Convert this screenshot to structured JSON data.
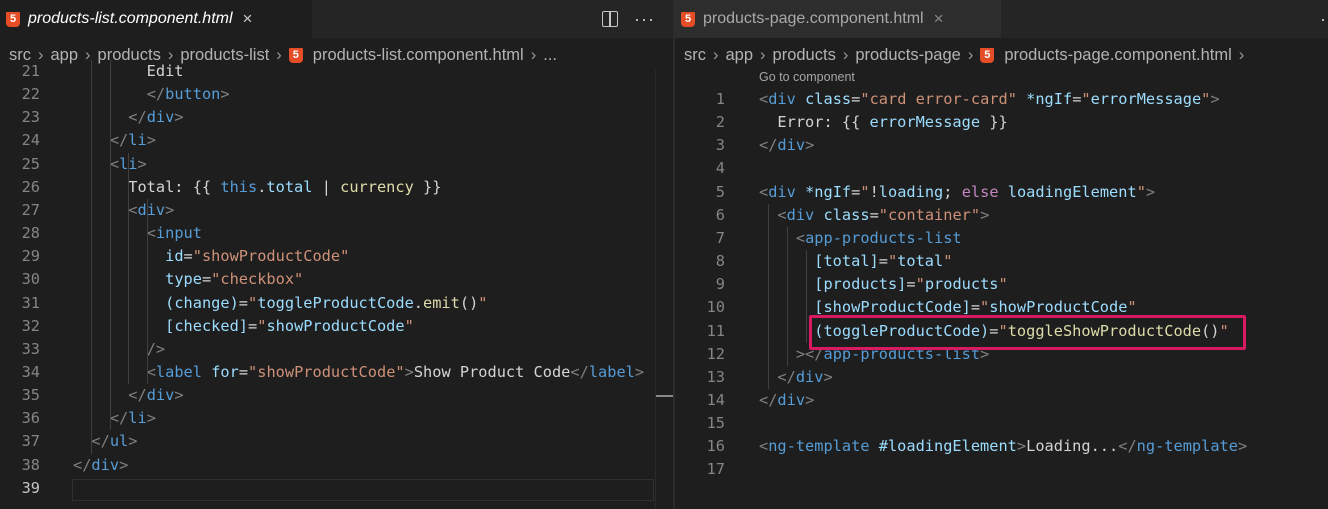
{
  "left": {
    "tab": {
      "title": "products-list.component.html",
      "close": "×"
    },
    "breadcrumb": [
      "src",
      "app",
      "products",
      "products-list",
      "products-list.component.html",
      "..."
    ],
    "lines": [
      {
        "n": "21",
        "indent": 0,
        "tokens": [
          [
            "w",
            "        Edit"
          ]
        ]
      },
      {
        "n": "22",
        "tokens": [
          [
            "w",
            "        "
          ],
          [
            "p",
            "</"
          ],
          [
            "t",
            "button"
          ],
          [
            "p",
            ">"
          ]
        ]
      },
      {
        "n": "23",
        "tokens": [
          [
            "w",
            "      "
          ],
          [
            "p",
            "</"
          ],
          [
            "t",
            "div"
          ],
          [
            "p",
            ">"
          ]
        ]
      },
      {
        "n": "24",
        "tokens": [
          [
            "w",
            "    "
          ],
          [
            "p",
            "</"
          ],
          [
            "t",
            "li"
          ],
          [
            "p",
            ">"
          ]
        ]
      },
      {
        "n": "25",
        "tokens": [
          [
            "w",
            "    "
          ],
          [
            "p",
            "<"
          ],
          [
            "t",
            "li"
          ],
          [
            "p",
            ">"
          ]
        ]
      },
      {
        "n": "26",
        "tokens": [
          [
            "w",
            "      Total: {{ "
          ],
          [
            "t",
            "this"
          ],
          [
            "w",
            "."
          ],
          [
            "v",
            "total"
          ],
          [
            "w",
            " | "
          ],
          [
            "f",
            "currency"
          ],
          [
            "w",
            " }}"
          ]
        ]
      },
      {
        "n": "27",
        "tokens": [
          [
            "w",
            "      "
          ],
          [
            "p",
            "<"
          ],
          [
            "t",
            "div"
          ],
          [
            "p",
            ">"
          ]
        ]
      },
      {
        "n": "28",
        "tokens": [
          [
            "w",
            "        "
          ],
          [
            "p",
            "<"
          ],
          [
            "t",
            "input"
          ]
        ]
      },
      {
        "n": "29",
        "tokens": [
          [
            "w",
            "          "
          ],
          [
            "a",
            "id"
          ],
          [
            "w",
            "="
          ],
          [
            "s",
            "\"showProductCode\""
          ]
        ]
      },
      {
        "n": "30",
        "tokens": [
          [
            "w",
            "          "
          ],
          [
            "a",
            "type"
          ],
          [
            "w",
            "="
          ],
          [
            "s",
            "\"checkbox\""
          ]
        ]
      },
      {
        "n": "31",
        "tokens": [
          [
            "w",
            "          "
          ],
          [
            "a",
            "(change)"
          ],
          [
            "w",
            "="
          ],
          [
            "s",
            "\""
          ],
          [
            "v",
            "toggleProductCode"
          ],
          [
            "w",
            "."
          ],
          [
            "f",
            "emit"
          ],
          [
            "w",
            "()"
          ],
          [
            "s",
            "\""
          ]
        ]
      },
      {
        "n": "32",
        "tokens": [
          [
            "w",
            "          "
          ],
          [
            "a",
            "[checked]"
          ],
          [
            "w",
            "="
          ],
          [
            "s",
            "\""
          ],
          [
            "v",
            "showProductCode"
          ],
          [
            "s",
            "\""
          ]
        ]
      },
      {
        "n": "33",
        "tokens": [
          [
            "w",
            "        "
          ],
          [
            "p",
            "/>"
          ]
        ]
      },
      {
        "n": "34",
        "tokens": [
          [
            "w",
            "        "
          ],
          [
            "p",
            "<"
          ],
          [
            "t",
            "label"
          ],
          [
            "w",
            " "
          ],
          [
            "a",
            "for"
          ],
          [
            "w",
            "="
          ],
          [
            "s",
            "\"showProductCode\""
          ],
          [
            "p",
            ">"
          ],
          [
            "w",
            "Show Product Code"
          ],
          [
            "p",
            "</"
          ],
          [
            "t",
            "label"
          ],
          [
            "p",
            ">"
          ]
        ]
      },
      {
        "n": "35",
        "tokens": [
          [
            "w",
            "      "
          ],
          [
            "p",
            "</"
          ],
          [
            "t",
            "div"
          ],
          [
            "p",
            ">"
          ]
        ]
      },
      {
        "n": "36",
        "tokens": [
          [
            "w",
            "    "
          ],
          [
            "p",
            "</"
          ],
          [
            "t",
            "li"
          ],
          [
            "p",
            ">"
          ]
        ]
      },
      {
        "n": "37",
        "tokens": [
          [
            "w",
            "  "
          ],
          [
            "p",
            "</"
          ],
          [
            "t",
            "ul"
          ],
          [
            "p",
            ">"
          ]
        ]
      },
      {
        "n": "38",
        "tokens": [
          [
            "p",
            "</"
          ],
          [
            "t",
            "div"
          ],
          [
            "p",
            ">"
          ]
        ]
      },
      {
        "n": "39",
        "tokens": []
      }
    ]
  },
  "right": {
    "tab": {
      "title": "products-page.component.html",
      "close": "×"
    },
    "breadcrumb": [
      "src",
      "app",
      "products",
      "products-page",
      "products-page.component.html"
    ],
    "codelens": "Go to component",
    "lines": [
      {
        "n": "1",
        "tokens": [
          [
            "p",
            "<"
          ],
          [
            "t",
            "div"
          ],
          [
            "w",
            " "
          ],
          [
            "a",
            "class"
          ],
          [
            "w",
            "="
          ],
          [
            "s",
            "\"card error-card\""
          ],
          [
            "w",
            " "
          ],
          [
            "a",
            "*ngIf"
          ],
          [
            "w",
            "="
          ],
          [
            "s",
            "\""
          ],
          [
            "v",
            "errorMessage"
          ],
          [
            "s",
            "\""
          ],
          [
            "p",
            ">"
          ]
        ]
      },
      {
        "n": "2",
        "tokens": [
          [
            "w",
            "  Error: {{ "
          ],
          [
            "v",
            "errorMessage"
          ],
          [
            "w",
            " }}"
          ]
        ]
      },
      {
        "n": "3",
        "tokens": [
          [
            "p",
            "</"
          ],
          [
            "t",
            "div"
          ],
          [
            "p",
            ">"
          ]
        ]
      },
      {
        "n": "4",
        "tokens": []
      },
      {
        "n": "5",
        "tokens": [
          [
            "p",
            "<"
          ],
          [
            "t",
            "div"
          ],
          [
            "w",
            " "
          ],
          [
            "a",
            "*ngIf"
          ],
          [
            "w",
            "="
          ],
          [
            "s",
            "\""
          ],
          [
            "w",
            "!"
          ],
          [
            "v",
            "loading"
          ],
          [
            "w",
            "; "
          ],
          [
            "k",
            "else"
          ],
          [
            "w",
            " "
          ],
          [
            "v",
            "loadingElement"
          ],
          [
            "s",
            "\""
          ],
          [
            "p",
            ">"
          ]
        ]
      },
      {
        "n": "6",
        "tokens": [
          [
            "w",
            "  "
          ],
          [
            "p",
            "<"
          ],
          [
            "t",
            "div"
          ],
          [
            "w",
            " "
          ],
          [
            "a",
            "class"
          ],
          [
            "w",
            "="
          ],
          [
            "s",
            "\"container\""
          ],
          [
            "p",
            ">"
          ]
        ]
      },
      {
        "n": "7",
        "tokens": [
          [
            "w",
            "    "
          ],
          [
            "p",
            "<"
          ],
          [
            "t",
            "app-products-list"
          ]
        ]
      },
      {
        "n": "8",
        "tokens": [
          [
            "w",
            "      "
          ],
          [
            "a",
            "[total]"
          ],
          [
            "w",
            "="
          ],
          [
            "s",
            "\""
          ],
          [
            "v",
            "total"
          ],
          [
            "s",
            "\""
          ]
        ]
      },
      {
        "n": "9",
        "tokens": [
          [
            "w",
            "      "
          ],
          [
            "a",
            "[products]"
          ],
          [
            "w",
            "="
          ],
          [
            "s",
            "\""
          ],
          [
            "v",
            "products"
          ],
          [
            "s",
            "\""
          ]
        ]
      },
      {
        "n": "10",
        "tokens": [
          [
            "w",
            "      "
          ],
          [
            "a",
            "[showProductCode]"
          ],
          [
            "w",
            "="
          ],
          [
            "s",
            "\""
          ],
          [
            "v",
            "showProductCode"
          ],
          [
            "s",
            "\""
          ]
        ]
      },
      {
        "n": "11",
        "tokens": [
          [
            "w",
            "      "
          ],
          [
            "a",
            "(toggleProductCode)"
          ],
          [
            "w",
            "="
          ],
          [
            "s",
            "\""
          ],
          [
            "f",
            "toggleShowProductCode"
          ],
          [
            "w",
            "()"
          ],
          [
            "s",
            "\""
          ]
        ]
      },
      {
        "n": "12",
        "tokens": [
          [
            "w",
            "    "
          ],
          [
            "p",
            "></"
          ],
          [
            "t",
            "app-products-list"
          ],
          [
            "p",
            ">"
          ]
        ]
      },
      {
        "n": "13",
        "tokens": [
          [
            "w",
            "  "
          ],
          [
            "p",
            "</"
          ],
          [
            "t",
            "div"
          ],
          [
            "p",
            ">"
          ]
        ]
      },
      {
        "n": "14",
        "tokens": [
          [
            "p",
            "</"
          ],
          [
            "t",
            "div"
          ],
          [
            "p",
            ">"
          ]
        ]
      },
      {
        "n": "15",
        "tokens": []
      },
      {
        "n": "16",
        "tokens": [
          [
            "p",
            "<"
          ],
          [
            "t",
            "ng-template"
          ],
          [
            "w",
            " "
          ],
          [
            "a",
            "#loadingElement"
          ],
          [
            "p",
            ">"
          ],
          [
            "w",
            "Loading..."
          ],
          [
            "p",
            "</"
          ],
          [
            "t",
            "ng-template"
          ],
          [
            "p",
            ">"
          ]
        ]
      },
      {
        "n": "17",
        "tokens": []
      }
    ]
  },
  "colors": {
    "highlight": "#d81b60",
    "html_icon": "#e44d26"
  }
}
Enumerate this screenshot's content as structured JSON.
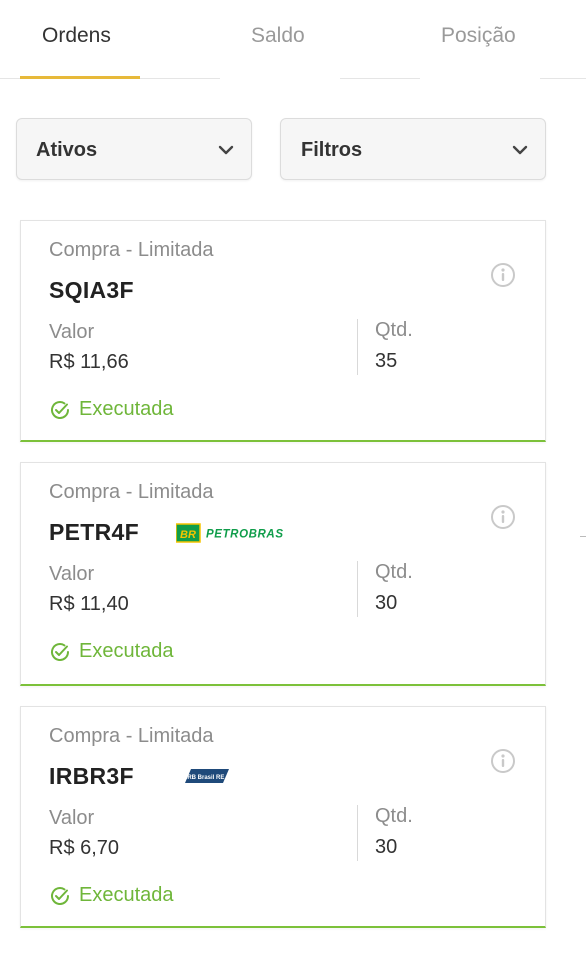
{
  "tabs": [
    {
      "label": "Ordens",
      "active": true
    },
    {
      "label": "Saldo",
      "active": false
    },
    {
      "label": "Posição",
      "active": false
    }
  ],
  "filters": {
    "assets_label": "Ativos",
    "filters_label": "Filtros"
  },
  "orders": [
    {
      "type": "Compra - Limitada",
      "ticker": "SQIA3F",
      "value_label": "Valor",
      "value": "R$ 11,66",
      "qty_label": "Qtd.",
      "qty": "35",
      "status": "Executada",
      "logo": ""
    },
    {
      "type": "Compra - Limitada",
      "ticker": "PETR4F",
      "value_label": "Valor",
      "value": "R$ 11,40",
      "qty_label": "Qtd.",
      "qty": "30",
      "status": "Executada",
      "logo": "PETROBRAS"
    },
    {
      "type": "Compra - Limitada",
      "ticker": "IRBR3F",
      "value_label": "Valor",
      "value": "R$ 6,70",
      "qty_label": "Qtd.",
      "qty": "30",
      "status": "Executada",
      "logo": "IRB Brasil RE"
    }
  ],
  "colors": {
    "accent": "#e7b93a",
    "success": "#6fb63a",
    "card_border_success": "#7cc13a",
    "petrobras_green": "#0f9d4a"
  }
}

--------------------------------

Exercise task
Return each line among the entries that holds the word "logo".

Solution to this task
      "logo": ""
      "logo": "PETROBRAS"
      "logo": "IRB Brasil RE"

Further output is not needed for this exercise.